Dataset rows:
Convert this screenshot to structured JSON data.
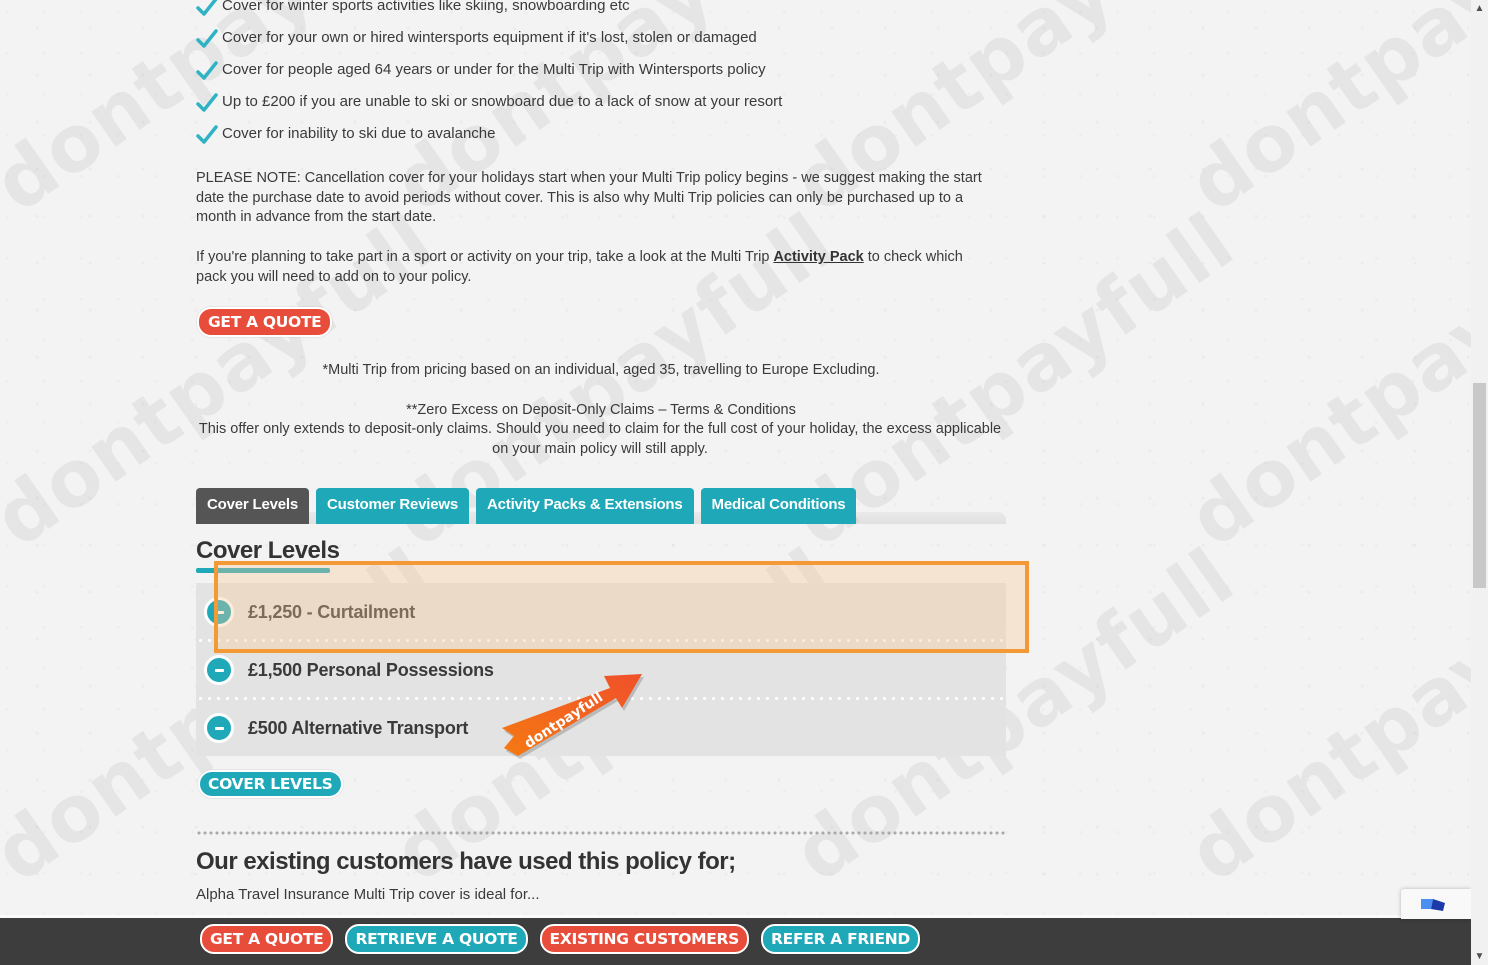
{
  "features": [
    "Cover for winter sports activities like skiing, snowboarding etc",
    "Cover for your own or hired wintersports equipment if it's lost, stolen or damaged",
    "Cover for people aged 64 years or under for the Multi Trip with Wintersports policy",
    "Up to £200 if you are unable to ski or snowboard due to a lack of snow at your resort",
    "Cover for inability to ski due to avalanche"
  ],
  "note": "PLEASE NOTE: Cancellation cover for your holidays start when your Multi Trip policy begins - we suggest making the start date the purchase date to avoid periods without cover. This is also why Multi Trip policies can only be purchased up to a month in advance from the start date.",
  "activity": {
    "before": "If you're planning to take part in a sport or activity on your trip, take a look at the Multi Trip ",
    "link": "Activity Pack",
    "after": " to check which pack you will need to add on to your policy."
  },
  "get_quote_label": "GET A QUOTE",
  "pricing_note": "*Multi Trip from pricing based on an individual, aged 35, travelling to Europe Excluding.",
  "excess": {
    "title": "**Zero Excess on Deposit-Only Claims – Terms & Conditions",
    "body": "This offer only extends to deposit-only claims. Should you need to claim for the full cost of your holiday, the excess applicable on your main policy will still apply."
  },
  "tabs": [
    {
      "label": "Cover Levels",
      "active": true
    },
    {
      "label": "Customer Reviews",
      "active": false
    },
    {
      "label": "Activity Packs & Extensions",
      "active": false
    },
    {
      "label": "Medical Conditions",
      "active": false
    }
  ],
  "cover_heading": "Cover Levels",
  "cover_items": [
    "£1,250 - Curtailment",
    "£1,500 Personal Possessions",
    "£500 Alternative Transport"
  ],
  "cover_levels_btn": "COVER LEVELS",
  "badge_text": "dontpayfull",
  "customers_heading": "Our existing customers have used this policy for;",
  "customers_sub": "Alpha Travel Insurance Multi Trip cover is ideal for...",
  "footer_buttons": [
    {
      "label": "GET A QUOTE",
      "color": "red"
    },
    {
      "label": "RETRIEVE A QUOTE",
      "color": "teal"
    },
    {
      "label": "EXISTING CUSTOMERS",
      "color": "red"
    },
    {
      "label": "REFER A FRIEND",
      "color": "teal"
    }
  ],
  "watermark_text": "dontpayfull",
  "colors": {
    "teal": "#1fa8b8",
    "red": "#e84c3a",
    "highlight": "#f39a37",
    "tab_active": "#555555",
    "footer": "#3d3d3d"
  }
}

## Direction
Using the entries above, return each line in which the word "Conditions" occurs.

## Solution
    "title": "**Zero Excess on Deposit-Only Claims – Terms & Conditions",
      "label": "Medical Conditions",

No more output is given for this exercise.